Exercises to complete:
[a] In the profile of Vice Admiral Diego E. Hernandez, what made his 1980 command of the USS John F. Kennedy a first for the Navy? Answer in one or two sentences.
[b] Summarize the profile of Vice Admiral Diego E. Hernandez in two sentences.
[c] Pick up the profile of Vice Admiral Diego E. Hernandez after its final sentence and keep writing.

Source excerpt:
((

Vice Admiral Diego E. Hernandez, Retired
Physics 1955
Vice Admiral Diego E. Hernandez’s military career spanned from 1955–1991. A naval aviator, he piloted fighter jets from several aircraft carriers and went on to lead 147 combat missions in Vietnam. In 1980 Hernandez became commanding officer of the USS John F. Kennedy and was the first Hispanic to serve as commanding officer of a United States Navy aircraft carrier. In 1982 he was named commander of U.S. Naval Forces Caribbean and in 1986 became commander of the U.S. Third Fleet. He also served as deputy commander-in-chief of the U.S. Space Command as well as vice commander-in-chief of the North American Aerospace Defense Command. Before his retirement, he was the highest-ranking Hispanic in the U.S. military. Hernandez’s military awards include the Silver Star, Purple Heart, Distinguished Flying Cross, and the Navy Distinguished Service Medal. Hernandez’s homeland of Puerto Rico presented him with the National Puerto Rican Coalition Life Achievement Award in 1987.

))

Element location data:

((

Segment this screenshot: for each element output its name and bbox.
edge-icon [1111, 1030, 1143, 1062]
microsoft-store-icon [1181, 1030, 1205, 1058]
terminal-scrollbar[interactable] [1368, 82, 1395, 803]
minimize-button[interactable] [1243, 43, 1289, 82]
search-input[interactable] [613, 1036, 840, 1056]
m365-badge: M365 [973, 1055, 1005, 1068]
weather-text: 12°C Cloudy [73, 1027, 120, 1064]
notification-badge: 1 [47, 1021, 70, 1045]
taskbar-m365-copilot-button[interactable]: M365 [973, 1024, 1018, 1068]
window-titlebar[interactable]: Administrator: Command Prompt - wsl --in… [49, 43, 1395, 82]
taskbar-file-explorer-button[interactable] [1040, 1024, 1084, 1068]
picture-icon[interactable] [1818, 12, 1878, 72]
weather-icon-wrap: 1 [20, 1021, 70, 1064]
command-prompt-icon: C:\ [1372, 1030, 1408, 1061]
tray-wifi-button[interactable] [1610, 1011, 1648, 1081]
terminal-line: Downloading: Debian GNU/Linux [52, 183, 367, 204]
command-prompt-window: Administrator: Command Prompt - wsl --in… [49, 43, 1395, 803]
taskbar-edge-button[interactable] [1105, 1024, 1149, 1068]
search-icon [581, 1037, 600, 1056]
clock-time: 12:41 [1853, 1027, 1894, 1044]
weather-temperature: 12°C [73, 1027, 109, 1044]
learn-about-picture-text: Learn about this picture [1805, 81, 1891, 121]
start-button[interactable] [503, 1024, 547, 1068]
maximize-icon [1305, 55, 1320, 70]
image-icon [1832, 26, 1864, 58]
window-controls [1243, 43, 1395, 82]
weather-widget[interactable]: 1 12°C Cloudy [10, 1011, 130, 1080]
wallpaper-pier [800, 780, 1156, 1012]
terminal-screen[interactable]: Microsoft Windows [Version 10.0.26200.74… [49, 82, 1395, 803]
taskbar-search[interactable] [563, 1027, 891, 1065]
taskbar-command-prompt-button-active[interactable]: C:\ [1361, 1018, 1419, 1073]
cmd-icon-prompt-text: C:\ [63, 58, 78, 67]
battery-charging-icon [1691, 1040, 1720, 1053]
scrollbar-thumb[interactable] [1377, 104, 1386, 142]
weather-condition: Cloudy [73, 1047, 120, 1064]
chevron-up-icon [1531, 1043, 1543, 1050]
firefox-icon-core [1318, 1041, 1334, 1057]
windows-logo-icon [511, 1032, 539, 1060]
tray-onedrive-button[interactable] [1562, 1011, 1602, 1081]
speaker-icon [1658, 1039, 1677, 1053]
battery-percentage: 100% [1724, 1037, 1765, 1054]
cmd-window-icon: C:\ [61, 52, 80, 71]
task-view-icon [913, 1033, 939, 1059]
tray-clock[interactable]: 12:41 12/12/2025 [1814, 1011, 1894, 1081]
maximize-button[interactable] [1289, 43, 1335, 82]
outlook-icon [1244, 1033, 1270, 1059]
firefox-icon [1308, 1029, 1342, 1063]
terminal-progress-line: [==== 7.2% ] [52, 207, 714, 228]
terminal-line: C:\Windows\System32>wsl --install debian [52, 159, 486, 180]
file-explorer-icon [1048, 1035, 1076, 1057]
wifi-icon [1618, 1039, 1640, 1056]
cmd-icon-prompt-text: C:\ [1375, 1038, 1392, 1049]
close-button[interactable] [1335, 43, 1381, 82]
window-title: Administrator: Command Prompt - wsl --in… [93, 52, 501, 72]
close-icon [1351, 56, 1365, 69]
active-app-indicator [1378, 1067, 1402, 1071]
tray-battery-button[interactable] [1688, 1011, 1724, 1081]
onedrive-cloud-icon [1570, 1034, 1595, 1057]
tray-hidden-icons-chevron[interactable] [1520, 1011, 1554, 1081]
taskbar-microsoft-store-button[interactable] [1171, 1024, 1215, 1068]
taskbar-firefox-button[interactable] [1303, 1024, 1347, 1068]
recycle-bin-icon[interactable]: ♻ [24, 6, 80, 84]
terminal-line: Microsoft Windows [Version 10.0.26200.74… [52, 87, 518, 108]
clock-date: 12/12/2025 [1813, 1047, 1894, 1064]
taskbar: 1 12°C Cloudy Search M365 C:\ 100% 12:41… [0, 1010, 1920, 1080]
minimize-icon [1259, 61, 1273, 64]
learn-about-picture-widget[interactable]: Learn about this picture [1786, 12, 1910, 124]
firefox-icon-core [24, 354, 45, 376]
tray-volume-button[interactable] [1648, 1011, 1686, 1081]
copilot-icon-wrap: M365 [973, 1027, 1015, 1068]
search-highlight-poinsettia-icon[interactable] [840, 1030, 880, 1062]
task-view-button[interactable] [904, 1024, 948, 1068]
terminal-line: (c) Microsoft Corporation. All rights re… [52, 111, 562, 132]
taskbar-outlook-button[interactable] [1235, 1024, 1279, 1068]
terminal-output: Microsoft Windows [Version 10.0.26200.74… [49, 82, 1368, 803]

))
((

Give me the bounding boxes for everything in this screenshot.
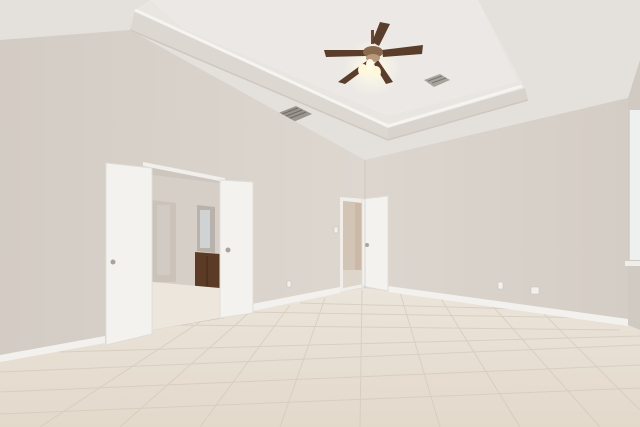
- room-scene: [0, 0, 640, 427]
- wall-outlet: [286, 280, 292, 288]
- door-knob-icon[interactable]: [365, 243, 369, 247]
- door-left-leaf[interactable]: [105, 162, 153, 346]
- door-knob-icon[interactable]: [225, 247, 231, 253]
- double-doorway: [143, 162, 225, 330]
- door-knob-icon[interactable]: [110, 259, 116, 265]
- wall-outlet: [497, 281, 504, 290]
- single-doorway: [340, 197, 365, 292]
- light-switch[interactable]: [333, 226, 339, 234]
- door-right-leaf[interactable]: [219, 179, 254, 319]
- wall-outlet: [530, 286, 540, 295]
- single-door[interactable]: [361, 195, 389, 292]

))

Results by task:
[a] When Hernandez became commanding officer of the USS John F. Kennedy in 1980, he was the first Hispanic to serve as commanding officer of a United States Navy aircraft carrier.

[b] Diego E. Hernandez served in the military from 1955 to 1991 as a naval aviator who led 147 combat missions in Vietnam, became the first Hispanic to command a U.S. Navy aircraft carrier, and went on to command the U.S. Third Fleet and hold top posts in the U.S. Space Command and the North American Aerospace Defense Command. He retired as the highest-ranking Hispanic in the U.S. military, with awards including the Silver Star, Purple Heart, and Navy Distinguished Service Medal, plus a 1987 life achievement award from his homeland of Puerto Rico.

[c]
Ludwig C. Hilberseimer
Faculty 1938–1967
Ludwig C. Hilberseimer was an associate of Ludwig Mies van der Rohe at the Bauhaus who joined Mies at Armour Institute of Technology in 1938 and taught at Illinois Tech until his death in 1967. The founder and chair of Illinois Tech’s Department of City and Regional Planning, Hilberseimer was an advocate of “breathing space” around downtown buildings and is credited with helping change Chicago’s building codes to encourage such space.
Martin C. Jischke
Physics 1963
A Chicago-area native, Martin Jischke spent his time at Illinois Tech specializing in aerodynamics and other technical areas that set him on a path toward the aerospace industry. After graduation, he enrolled at Massachusetts Institute of Technology to further his aeronautical studies. Instead, he picked up a burning passion for academia that culminated in his presidency at Purdue University. During his time leading the public university from 2000–2007, Jischke launched a campaign that raised more than $1.7 billion and completed 50 capital projects. He sat on former President George W. Bush’s Council of Advisors on Science and Technology in 2006. Jischke is an Illinois Tech Life Trustee and was awarded the 2013 Alumni Medal, the alumni association’s highest honor.
Max Jakob
Faculty, Armour Institute of Technology
An internationally known expert in heat transfer, Max Jakob was a faculty member at Armour Institute of Technology and research scientist at Armour Research Foundation. Late twentieth-century scientists and textbooks continued to cite Jakob’s pioneering research on heat transfer and fluid flow, the fundamental principles of which found applications in the nuclear, electronics, and aerospace industries. In 1961 the American Society of Mechanical Engineers and the American Institute of Chemical Engineers established the Max Jakob Memorial Award.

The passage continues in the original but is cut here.